Do this
Review the material line by line. Identify and copy every line that contains the string "country".

Given data
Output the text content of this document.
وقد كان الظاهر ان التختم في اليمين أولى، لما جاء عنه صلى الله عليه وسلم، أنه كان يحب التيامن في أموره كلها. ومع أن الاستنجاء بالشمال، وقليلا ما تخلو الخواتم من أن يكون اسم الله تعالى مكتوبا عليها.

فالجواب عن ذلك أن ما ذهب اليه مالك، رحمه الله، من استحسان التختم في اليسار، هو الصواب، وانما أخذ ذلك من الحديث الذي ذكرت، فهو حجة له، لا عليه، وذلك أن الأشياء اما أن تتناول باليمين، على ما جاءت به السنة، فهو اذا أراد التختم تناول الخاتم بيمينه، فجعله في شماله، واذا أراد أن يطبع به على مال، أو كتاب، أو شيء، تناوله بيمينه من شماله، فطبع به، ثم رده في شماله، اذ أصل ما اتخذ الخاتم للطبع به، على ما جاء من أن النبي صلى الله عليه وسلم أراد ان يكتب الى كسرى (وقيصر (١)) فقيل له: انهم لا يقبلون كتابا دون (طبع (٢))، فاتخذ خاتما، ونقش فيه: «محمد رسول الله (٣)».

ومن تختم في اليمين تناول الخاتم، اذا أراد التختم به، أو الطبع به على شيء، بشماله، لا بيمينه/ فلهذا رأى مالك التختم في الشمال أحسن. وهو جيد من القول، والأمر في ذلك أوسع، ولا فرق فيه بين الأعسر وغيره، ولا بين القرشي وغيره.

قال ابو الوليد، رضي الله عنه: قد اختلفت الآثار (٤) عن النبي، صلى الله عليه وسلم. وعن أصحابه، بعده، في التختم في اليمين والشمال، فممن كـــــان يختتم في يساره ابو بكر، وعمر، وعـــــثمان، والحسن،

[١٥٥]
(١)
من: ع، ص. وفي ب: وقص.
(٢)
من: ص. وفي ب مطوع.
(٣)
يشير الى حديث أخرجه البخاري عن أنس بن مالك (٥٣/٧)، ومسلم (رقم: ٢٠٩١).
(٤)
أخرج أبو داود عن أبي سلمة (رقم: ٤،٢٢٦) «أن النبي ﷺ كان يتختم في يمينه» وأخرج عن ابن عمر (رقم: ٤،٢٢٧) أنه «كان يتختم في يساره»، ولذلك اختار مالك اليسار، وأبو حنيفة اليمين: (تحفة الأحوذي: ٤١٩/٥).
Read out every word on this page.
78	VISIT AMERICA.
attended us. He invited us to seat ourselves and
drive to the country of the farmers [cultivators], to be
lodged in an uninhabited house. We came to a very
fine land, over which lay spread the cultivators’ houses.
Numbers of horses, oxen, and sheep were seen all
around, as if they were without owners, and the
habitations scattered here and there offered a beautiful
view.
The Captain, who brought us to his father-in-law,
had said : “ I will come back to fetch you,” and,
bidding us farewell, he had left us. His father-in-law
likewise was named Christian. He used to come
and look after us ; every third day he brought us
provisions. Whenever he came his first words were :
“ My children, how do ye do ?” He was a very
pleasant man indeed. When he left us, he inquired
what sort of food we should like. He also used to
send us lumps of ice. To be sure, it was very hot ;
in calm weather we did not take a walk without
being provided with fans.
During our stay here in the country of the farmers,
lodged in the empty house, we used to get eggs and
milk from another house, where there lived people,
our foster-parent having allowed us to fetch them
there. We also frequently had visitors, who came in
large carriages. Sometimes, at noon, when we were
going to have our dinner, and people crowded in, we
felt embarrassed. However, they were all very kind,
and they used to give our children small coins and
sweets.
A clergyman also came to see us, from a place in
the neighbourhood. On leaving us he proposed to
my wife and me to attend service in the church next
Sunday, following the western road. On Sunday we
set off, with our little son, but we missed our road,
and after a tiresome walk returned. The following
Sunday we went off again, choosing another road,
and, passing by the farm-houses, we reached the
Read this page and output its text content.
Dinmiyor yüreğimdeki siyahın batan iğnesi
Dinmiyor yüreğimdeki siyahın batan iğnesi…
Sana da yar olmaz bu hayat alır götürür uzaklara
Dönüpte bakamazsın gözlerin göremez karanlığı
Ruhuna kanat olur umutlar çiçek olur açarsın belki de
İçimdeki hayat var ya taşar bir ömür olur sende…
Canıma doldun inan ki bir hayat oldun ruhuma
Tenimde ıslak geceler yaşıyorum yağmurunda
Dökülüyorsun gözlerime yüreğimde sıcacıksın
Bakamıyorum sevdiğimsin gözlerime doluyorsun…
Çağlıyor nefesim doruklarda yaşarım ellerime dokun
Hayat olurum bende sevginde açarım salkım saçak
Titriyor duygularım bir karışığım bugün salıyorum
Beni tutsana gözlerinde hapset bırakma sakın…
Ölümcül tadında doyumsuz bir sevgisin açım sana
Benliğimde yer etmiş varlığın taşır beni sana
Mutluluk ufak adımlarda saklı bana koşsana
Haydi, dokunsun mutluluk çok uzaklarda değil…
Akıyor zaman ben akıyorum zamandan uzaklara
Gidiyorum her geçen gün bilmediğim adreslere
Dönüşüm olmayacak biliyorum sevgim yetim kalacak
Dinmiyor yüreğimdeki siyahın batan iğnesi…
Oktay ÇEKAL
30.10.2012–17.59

Result of the task
drive to the country of the farmers [cultivators], to be
During our stay here in the country of the farmers,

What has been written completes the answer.